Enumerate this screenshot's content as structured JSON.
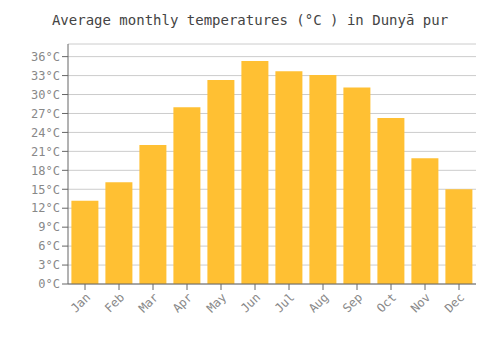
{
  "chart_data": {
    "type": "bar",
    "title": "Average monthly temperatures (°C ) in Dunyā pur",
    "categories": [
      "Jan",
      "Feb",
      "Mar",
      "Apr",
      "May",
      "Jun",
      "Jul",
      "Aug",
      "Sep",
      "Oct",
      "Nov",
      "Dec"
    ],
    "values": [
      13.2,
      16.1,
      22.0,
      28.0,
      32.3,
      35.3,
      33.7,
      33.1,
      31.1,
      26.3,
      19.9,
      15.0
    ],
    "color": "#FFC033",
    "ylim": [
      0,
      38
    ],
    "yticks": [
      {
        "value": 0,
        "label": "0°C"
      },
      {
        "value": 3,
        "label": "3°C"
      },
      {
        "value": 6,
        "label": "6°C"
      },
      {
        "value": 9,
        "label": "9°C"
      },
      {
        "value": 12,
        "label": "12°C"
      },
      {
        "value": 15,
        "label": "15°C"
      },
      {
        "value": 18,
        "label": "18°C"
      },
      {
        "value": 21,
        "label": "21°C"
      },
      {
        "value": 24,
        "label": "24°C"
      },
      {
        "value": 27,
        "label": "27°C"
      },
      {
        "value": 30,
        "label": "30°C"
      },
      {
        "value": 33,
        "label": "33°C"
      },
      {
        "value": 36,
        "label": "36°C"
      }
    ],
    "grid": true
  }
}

======

*Your objective:* The records above must be transcribed exactly. Pictures are left out of the copy.

*Written response:*
Enumerate this screenshot's content as structured JSON.
{
  "chart_data": {
    "type": "bar",
    "title": "Average monthly temperatures (°C ) in Dunyā pur",
    "categories": [
      "Jan",
      "Feb",
      "Mar",
      "Apr",
      "May",
      "Jun",
      "Jul",
      "Aug",
      "Sep",
      "Oct",
      "Nov",
      "Dec"
    ],
    "values": [
      13.2,
      16.1,
      22.0,
      28.0,
      32.3,
      35.3,
      33.7,
      33.1,
      31.1,
      26.3,
      19.9,
      15.0
    ],
    "color": "#FFC033",
    "ylim": [
      0,
      38
    ],
    "yticks": [
      {
        "value": 0,
        "label": "0°C"
      },
      {
        "value": 3,
        "label": "3°C"
      },
      {
        "value": 6,
        "label": "6°C"
      },
      {
        "value": 9,
        "label": "9°C"
      },
      {
        "value": 12,
        "label": "12°C"
      },
      {
        "value": 15,
        "label": "15°C"
      },
      {
        "value": 18,
        "label": "18°C"
      },
      {
        "value": 21,
        "label": "21°C"
      },
      {
        "value": 24,
        "label": "24°C"
      },
      {
        "value": 27,
        "label": "27°C"
      },
      {
        "value": 30,
        "label": "30°C"
      },
      {
        "value": 33,
        "label": "33°C"
      },
      {
        "value": 36,
        "label": "36°C"
      }
    ],
    "grid": true
  }
}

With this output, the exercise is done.